WORK INSTRUCTIONS
Skip the pictures. Copy all the rest of the records down exactly.
-------- INPUT RECORDS --------
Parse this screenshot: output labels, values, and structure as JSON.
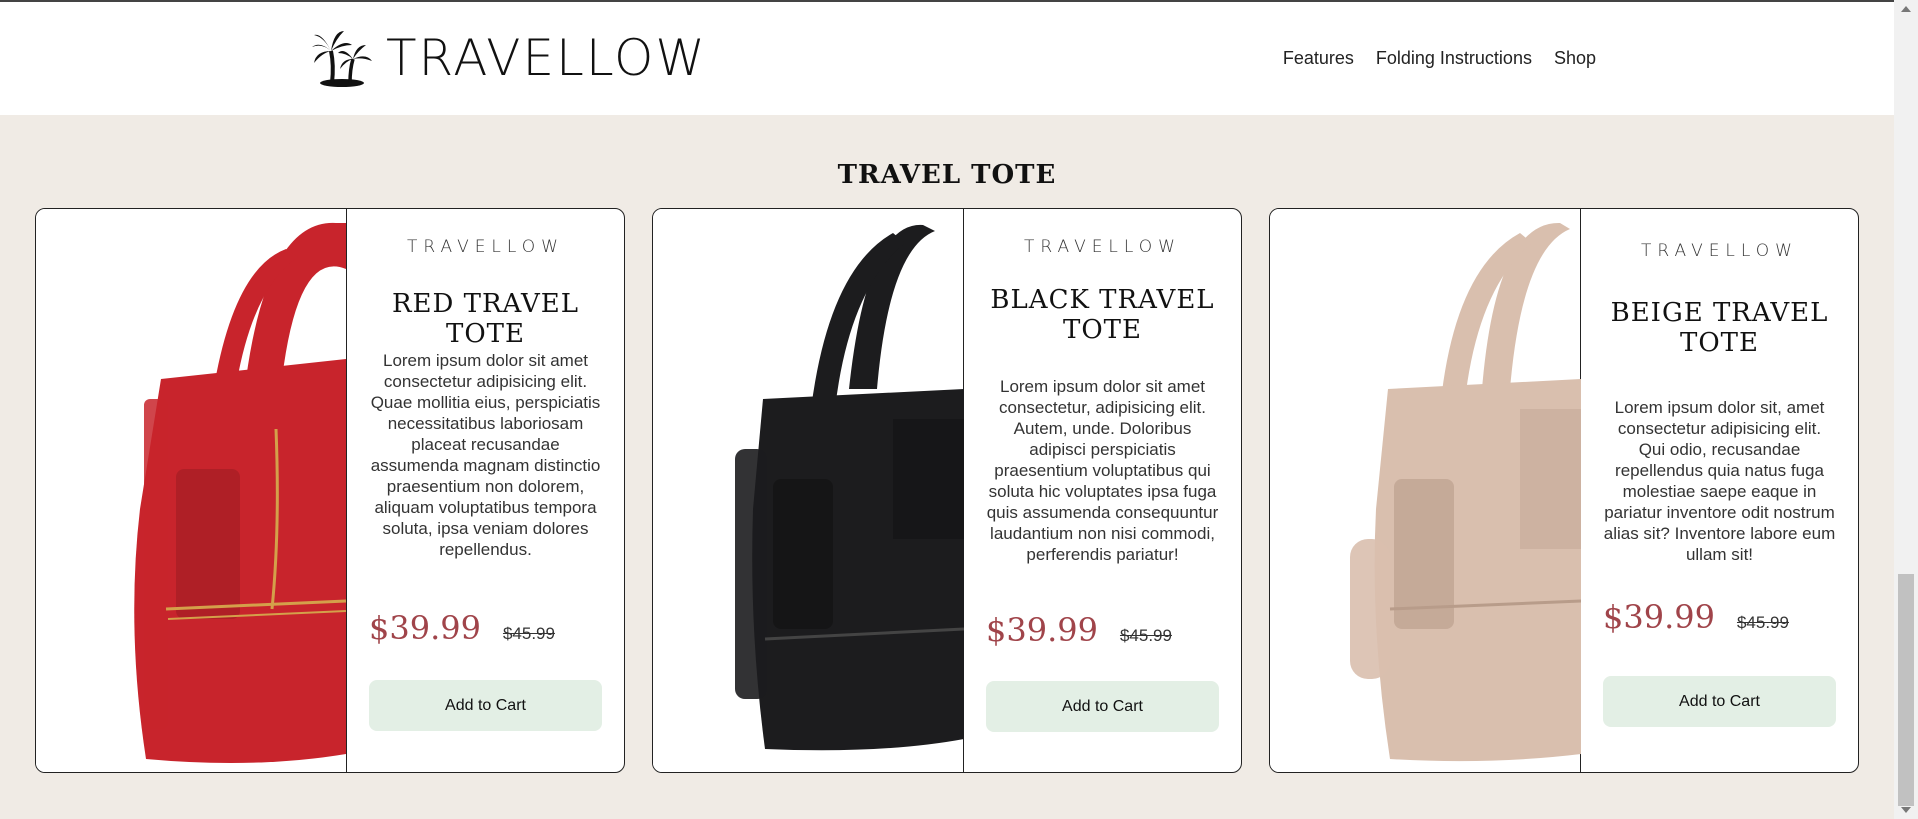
{
  "header": {
    "logo_text": "TRAVELLOW",
    "nav": [
      "Features",
      "Folding Instructions",
      "Shop"
    ]
  },
  "section": {
    "title": "TRAVEL TOTE"
  },
  "products": [
    {
      "brand": "TRAVELLOW",
      "title": "RED TRAVEL TOTE",
      "description": "Lorem ipsum dolor sit amet consectetur adipisicing elit. Quae mollitia eius, perspiciatis necessitatibus laboriosam placeat recusandae assumenda magnam distinctio praesentium non dolorem, aliquam voluptatibus tempora soluta, ipsa veniam dolores repellendus.",
      "price": "$39.99",
      "old_price": "$45.99",
      "button": "Add to Cart",
      "color": "#c8242c"
    },
    {
      "brand": "TRAVELLOW",
      "title": "BLACK TRAVEL TOTE",
      "description": "Lorem ipsum dolor sit amet consectetur, adipisicing elit. Autem, unde. Doloribus adipisci perspiciatis praesentium voluptatibus qui soluta hic voluptates ipsa fuga quis assumenda consequuntur laudantium non nisi commodi, perferendis pariatur!",
      "price": "$39.99",
      "old_price": "$45.99",
      "button": "Add to Cart",
      "color": "#1c1c1e"
    },
    {
      "brand": "TRAVELLOW",
      "title": "BEIGE TRAVEL TOTE",
      "description": "Lorem ipsum dolor sit, amet consectetur adipisicing elit. Qui odio, recusandae repellendus quia natus fuga molestiae saepe eaque in pariatur inventore odit nostrum alias sit? Inventore labore eum ullam sit!",
      "price": "$39.99",
      "old_price": "$45.99",
      "button": "Add to Cart",
      "color": "#d9bfae"
    }
  ],
  "colors": {
    "page_bg": "#f0ebe5",
    "price": "#a0444a",
    "button_bg": "#e3efe5"
  }
}
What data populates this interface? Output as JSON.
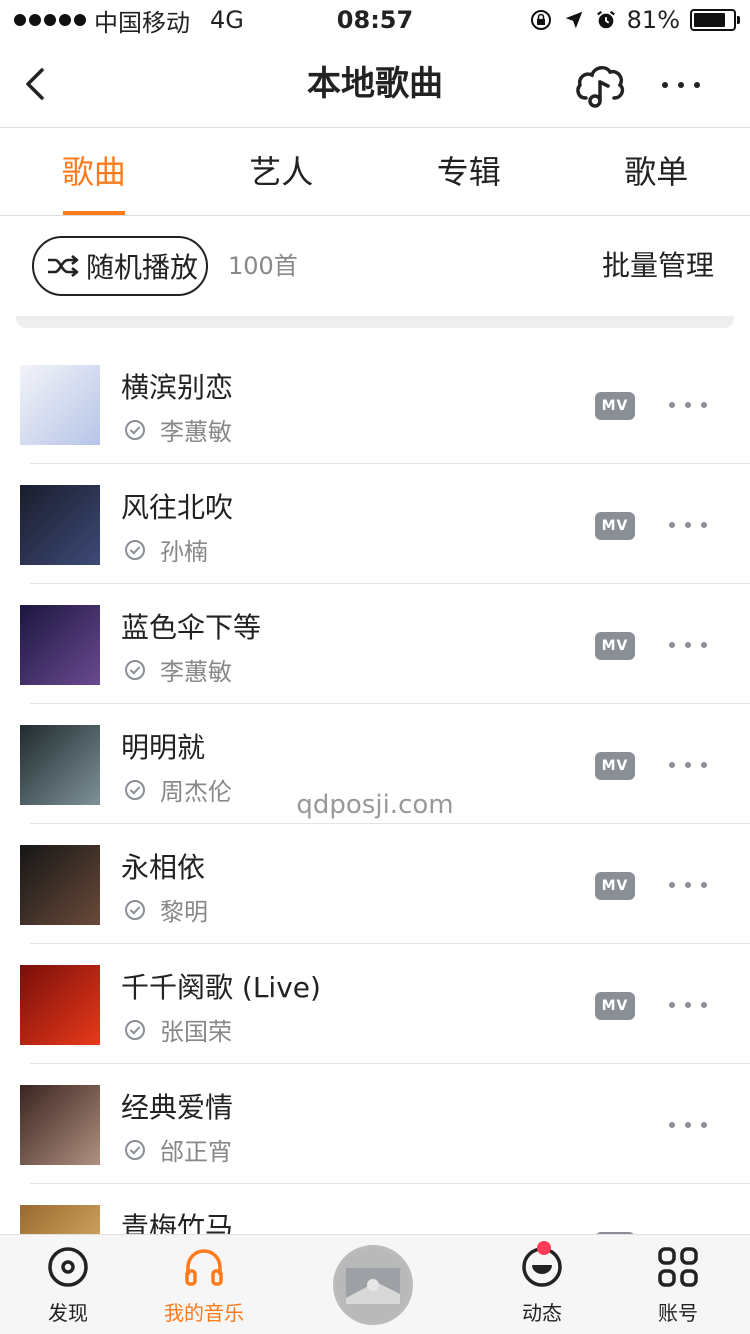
{
  "status_bar": {
    "carrier": "中国移动",
    "network": "4G",
    "time": "08:57",
    "battery": "81%",
    "battery_level": 0.81
  },
  "nav": {
    "title": "本地歌曲"
  },
  "tabs": [
    {
      "label": "歌曲",
      "active": true
    },
    {
      "label": "艺人",
      "active": false
    },
    {
      "label": "专辑",
      "active": false
    },
    {
      "label": "歌单",
      "active": false
    }
  ],
  "actions": {
    "shuffle_label": "随机播放",
    "count": "100首",
    "batch_label": "批量管理"
  },
  "songs": [
    {
      "title": "横滨别恋",
      "artist": "李蕙敏",
      "mv": "MV",
      "cover_colors": [
        "#f2f4f8",
        "#b7c4e8"
      ]
    },
    {
      "title": "风往北吹",
      "artist": "孙楠",
      "mv": "MV",
      "cover_colors": [
        "#1a1d2c",
        "#3e4a78"
      ]
    },
    {
      "title": "蓝色伞下等",
      "artist": "李蕙敏",
      "mv": "MV",
      "cover_colors": [
        "#1c1640",
        "#6a4a90"
      ]
    },
    {
      "title": "明明就",
      "artist": "周杰伦",
      "mv": "MV",
      "cover_colors": [
        "#1f2a2e",
        "#7f9298"
      ]
    },
    {
      "title": "永相依",
      "artist": "黎明",
      "mv": "MV",
      "cover_colors": [
        "#161616",
        "#6a4a3a"
      ]
    },
    {
      "title": "千千阕歌 (Live)",
      "artist": "张国荣",
      "mv": "MV",
      "cover_colors": [
        "#7a0e0a",
        "#e83a1a"
      ]
    },
    {
      "title": "经典爱情",
      "artist": "邰正宵",
      "mv": "",
      "cover_colors": [
        "#3a2420",
        "#b09080"
      ]
    },
    {
      "title": "青梅竹马",
      "artist": "",
      "mv": "MV",
      "cover_colors": [
        "#9a6a30",
        "#e0b870"
      ]
    }
  ],
  "watermark": "qdposji.com",
  "tabbar": [
    {
      "label": "发现",
      "icon": "disc-icon",
      "active": false
    },
    {
      "label": "我的音乐",
      "icon": "headphones-icon",
      "active": true
    },
    {
      "label": "",
      "icon": "now-playing-disc",
      "active": false
    },
    {
      "label": "动态",
      "icon": "smile-icon",
      "active": false
    },
    {
      "label": "账号",
      "icon": "grid-icon",
      "active": false
    }
  ],
  "colors": {
    "accent": "#ff7a1a",
    "badge": "#ff3b58",
    "mv_badge": "#8a8f96"
  }
}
--------
SOLUTION TO THE PROBLEM
Parse this screenshot: output labels, values, and structure as JSON.
{
  "header": {
    "logo_text": "TRAVELLOW",
    "nav": [
      "Features",
      "Folding Instructions",
      "Shop"
    ]
  },
  "section": {
    "title": "TRAVEL TOTE"
  },
  "products": [
    {
      "brand": "TRAVELLOW",
      "title": "RED TRAVEL TOTE",
      "description": "Lorem ipsum dolor sit amet consectetur adipisicing elit. Quae mollitia eius, perspiciatis necessitatibus laboriosam placeat recusandae assumenda magnam distinctio praesentium non dolorem, aliquam voluptatibus tempora soluta, ipsa veniam dolores repellendus.",
      "price": "$39.99",
      "old_price": "$45.99",
      "button": "Add to Cart",
      "color": "#c8242c"
    },
    {
      "brand": "TRAVELLOW",
      "title": "BLACK TRAVEL TOTE",
      "description": "Lorem ipsum dolor sit amet consectetur, adipisicing elit. Autem, unde. Doloribus adipisci perspiciatis praesentium voluptatibus qui soluta hic voluptates ipsa fuga quis assumenda consequuntur laudantium non nisi commodi, perferendis pariatur!",
      "price": "$39.99",
      "old_price": "$45.99",
      "button": "Add to Cart",
      "color": "#1c1c1e"
    },
    {
      "brand": "TRAVELLOW",
      "title": "BEIGE TRAVEL TOTE",
      "description": "Lorem ipsum dolor sit, amet consectetur adipisicing elit. Qui odio, recusandae repellendus quia natus fuga molestiae saepe eaque in pariatur inventore odit nostrum alias sit? Inventore labore eum ullam sit!",
      "price": "$39.99",
      "old_price": "$45.99",
      "button": "Add to Cart",
      "color": "#d9bfae"
    }
  ],
  "colors": {
    "page_bg": "#f0ebe5",
    "price": "#a0444a",
    "button_bg": "#e3efe5"
  }
}
What data populates this interface? Output as JSON.
{
  "status_bar": {
    "carrier": "中国移动",
    "network": "4G",
    "time": "08:57",
    "battery": "81%",
    "battery_level": 0.81
  },
  "nav": {
    "title": "本地歌曲"
  },
  "tabs": [
    {
      "label": "歌曲",
      "active": true
    },
    {
      "label": "艺人",
      "active": false
    },
    {
      "label": "专辑",
      "active": false
    },
    {
      "label": "歌单",
      "active": false
    }
  ],
  "actions": {
    "shuffle_label": "随机播放",
    "count": "100首",
    "batch_label": "批量管理"
  },
  "songs": [
    {
      "title": "横滨别恋",
      "artist": "李蕙敏",
      "mv": "MV",
      "cover_colors": [
        "#f2f4f8",
        "#b7c4e8"
      ]
    },
    {
      "title": "风往北吹",
      "artist": "孙楠",
      "mv": "MV",
      "cover_colors": [
        "#1a1d2c",
        "#3e4a78"
      ]
    },
    {
      "title": "蓝色伞下等",
      "artist": "李蕙敏",
      "mv": "MV",
      "cover_colors": [
        "#1c1640",
        "#6a4a90"
      ]
    },
    {
      "title": "明明就",
      "artist": "周杰伦",
      "mv": "MV",
      "cover_colors": [
        "#1f2a2e",
        "#7f9298"
      ]
    },
    {
      "title": "永相依",
      "artist": "黎明",
      "mv": "MV",
      "cover_colors": [
        "#161616",
        "#6a4a3a"
      ]
    },
    {
      "title": "千千阕歌 (Live)",
      "artist": "张国荣",
      "mv": "MV",
      "cover_colors": [
        "#7a0e0a",
        "#e83a1a"
      ]
    },
    {
      "title": "经典爱情",
      "artist": "邰正宵",
      "mv": "",
      "cover_colors": [
        "#3a2420",
        "#b09080"
      ]
    },
    {
      "title": "青梅竹马",
      "artist": "",
      "mv": "MV",
      "cover_colors": [
        "#9a6a30",
        "#e0b870"
      ]
    }
  ],
  "watermark": "qdposji.com",
  "tabbar": [
    {
      "label": "发现",
      "icon": "disc-icon",
      "active": false
    },
    {
      "label": "我的音乐",
      "icon": "headphones-icon",
      "active": true
    },
    {
      "label": "",
      "icon": "now-playing-disc",
      "active": false
    },
    {
      "label": "动态",
      "icon": "smile-icon",
      "active": false
    },
    {
      "label": "账号",
      "icon": "grid-icon",
      "active": false
    }
  ],
  "colors": {
    "accent": "#ff7a1a",
    "badge": "#ff3b58",
    "mv_badge": "#8a8f96"
  }
}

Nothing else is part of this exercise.